(Extracted data entries)
□ □ □ □ □

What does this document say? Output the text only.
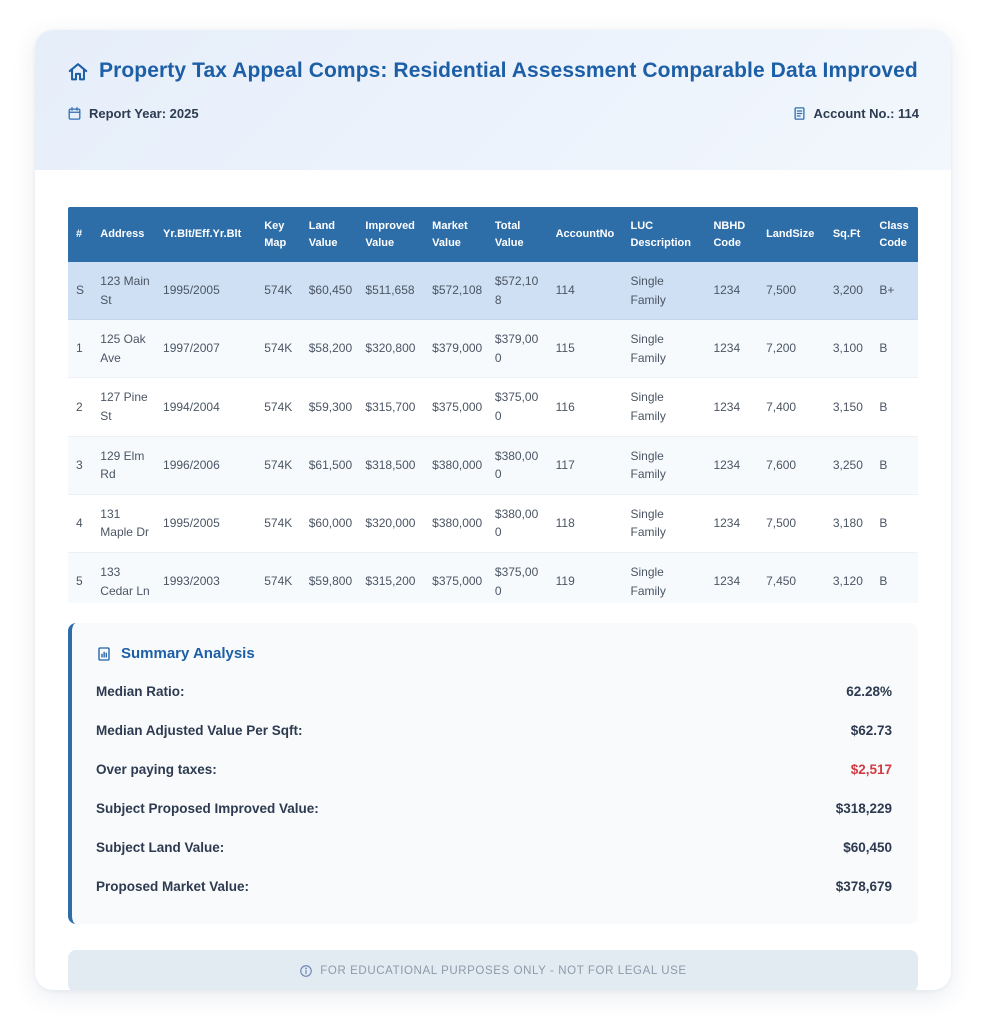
Property Tax Appeal Comps: Residential Assessment Comparable Data Improved
Report Year: 2025	Account No.: 114
#	Address	Yr.Blt/Eff.Yr.Blt	Key Map	Land Value	Improved Value	Market Value	Total Value	AccountNo	LUC Description	NBHD Code	LandSize	Sq.Ft	Class Code
S	123 Main St	1995/2005	574K	$60,450	$511,658	$572,108	$572,108	114	Single Family	1234	7,500	3,200	B+
1	125 Oak Ave	1997/2007	574K	$58,200	$320,800	$379,000	$379,000	115	Single Family	1234	7,200	3,100	B
2	127 Pine St	1994/2004	574K	$59,300	$315,700	$375,000	$375,000	116	Single Family	1234	7,400	3,150	B
3	129 Elm Rd	1996/2006	574K	$61,500	$318,500	$380,000	$380,000	117	Single Family	1234	7,600	3,250	B
4	131 Maple Dr	1995/2005	574K	$60,000	$320,000	$380,000	$380,000	118	Single Family	1234	7,500	3,180	B
5	133 Cedar Ln	1993/2003	574K	$59,800	$315,200	$375,000	$375,000	119	Single Family	1234	7,450	3,120	B
Summary Analysis
Median Ratio:	62.28%
Median Adjusted Value Per Sqft:	$62.73
Over paying taxes:	$2,517
Subject Proposed Improved Value:	$318,229
Subject Land Value:	$60,450
Proposed Market Value:	$378,679
FOR EDUCATIONAL PURPOSES ONLY - NOT FOR LEGAL USE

□ □ □ □ □

Transcribe the records word for word and include no pictures.

## Expected output
What does this document say? Output the text only.
Property Tax Appeal Comps: Residential Assessment Comparable Data Improved
Report Year: 2025	Account No.: 114
#	Address	Yr.Blt/Eff.Yr.Blt	Key Map	Land Value	Improved Value	Market Value	Total Value	AccountNo	LUC Description	NBHD Code	LandSize	Sq.Ft	Class Code
S	123 Main St	1995/2005	574K	$60,450	$511,658	$572,108	$572,108	114	Single Family	1234	7,500	3,200	B+
1	125 Oak Ave	1997/2007	574K	$58,200	$320,800	$379,000	$379,000	115	Single Family	1234	7,200	3,100	B
2	127 Pine St	1994/2004	574K	$59,300	$315,700	$375,000	$375,000	116	Single Family	1234	7,400	3,150	B
3	129 Elm Rd	1996/2006	574K	$61,500	$318,500	$380,000	$380,000	117	Single Family	1234	7,600	3,250	B
4	131 Maple Dr	1995/2005	574K	$60,000	$320,000	$380,000	$380,000	118	Single Family	1234	7,500	3,180	B
5	133 Cedar Ln	1993/2003	574K	$59,800	$315,200	$375,000	$375,000	119	Single Family	1234	7,450	3,120	B
Summary Analysis
Median Ratio:	62.28%
Median Adjusted Value Per Sqft:	$62.73
Over paying taxes:	$2,517
Subject Proposed Improved Value:	$318,229
Subject Land Value:	$60,450
Proposed Market Value:	$378,679
FOR EDUCATIONAL PURPOSES ONLY - NOT FOR LEGAL USE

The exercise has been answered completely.